-- begin Data provided --

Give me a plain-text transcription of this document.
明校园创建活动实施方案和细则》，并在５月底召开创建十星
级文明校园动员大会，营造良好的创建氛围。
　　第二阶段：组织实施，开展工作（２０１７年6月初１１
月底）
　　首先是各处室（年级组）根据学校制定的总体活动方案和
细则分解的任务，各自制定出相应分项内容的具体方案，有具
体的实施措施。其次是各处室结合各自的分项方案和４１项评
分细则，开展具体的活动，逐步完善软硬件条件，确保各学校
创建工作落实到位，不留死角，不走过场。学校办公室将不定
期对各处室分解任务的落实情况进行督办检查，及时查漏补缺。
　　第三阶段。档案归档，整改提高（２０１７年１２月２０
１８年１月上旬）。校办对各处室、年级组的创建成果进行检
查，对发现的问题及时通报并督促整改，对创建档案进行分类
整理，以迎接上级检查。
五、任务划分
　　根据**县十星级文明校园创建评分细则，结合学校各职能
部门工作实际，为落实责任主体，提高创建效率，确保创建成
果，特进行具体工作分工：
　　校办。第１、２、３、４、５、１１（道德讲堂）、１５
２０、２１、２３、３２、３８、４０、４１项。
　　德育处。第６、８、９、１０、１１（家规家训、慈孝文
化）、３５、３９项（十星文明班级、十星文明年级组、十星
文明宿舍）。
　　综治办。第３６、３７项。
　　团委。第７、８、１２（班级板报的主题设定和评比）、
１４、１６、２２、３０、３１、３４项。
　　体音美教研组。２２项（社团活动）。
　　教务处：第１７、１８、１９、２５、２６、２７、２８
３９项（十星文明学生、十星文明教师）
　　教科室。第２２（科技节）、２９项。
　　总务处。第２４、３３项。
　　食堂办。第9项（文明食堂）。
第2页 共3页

-- end Data provided --

What needs to be done:
Reproduce the entries above in full by retyping them exactly.

Written answer:
Give me a plain-text transcription of this document.
明校园创建活动实施方案和细则》，并在５月底召开创建十星
级文明校园动员大会，营造良好的创建氛围。
　　第二阶段：组织实施，开展工作（２０１７年6月初１１
月底）
　　首先是各处室（年级组）根据学校制定的总体活动方案和
细则分解的任务，各自制定出相应分项内容的具体方案，有具
体的实施措施。其次是各处室结合各自的分项方案和４１项评
分细则，开展具体的活动，逐步完善软硬件条件，确保各学校
创建工作落实到位，不留死角，不走过场。学校办公室将不定
期对各处室分解任务的落实情况进行督办检查，及时查漏补缺。
　　第三阶段。档案归档，整改提高（２０１７年１２月２０
１８年１月上旬）。校办对各处室、年级组的创建成果进行检
查，对发现的问题及时通报并督促整改，对创建档案进行分类
整理，以迎接上级检查。
五、任务划分
　　根据**县十星级文明校园创建评分细则，结合学校各职能
部门工作实际，为落实责任主体，提高创建效率，确保创建成
果，特进行具体工作分工：
　　校办。第１、２、３、４、５、１１（道德讲堂）、１５
２０、２１、２３、３２、３８、４０、４１项。
　　德育处。第６、８、９、１０、１１（家规家训、慈孝文
化）、３５、３９项（十星文明班级、十星文明年级组、十星
文明宿舍）。
　　综治办。第３６、３７项。
　　团委。第７、８、１２（班级板报的主题设定和评比）、
１４、１６、２２、３０、３１、３４项。
　　体音美教研组。２２项（社团活动）。
　　教务处：第１７、１８、１９、２５、２６、２７、２８
３９项（十星文明学生、十星文明教师）
　　教科室。第２２（科技节）、２９项。
　　总务处。第２４、３３项。
　　食堂办。第9项（文明食堂）。
第2页 共3页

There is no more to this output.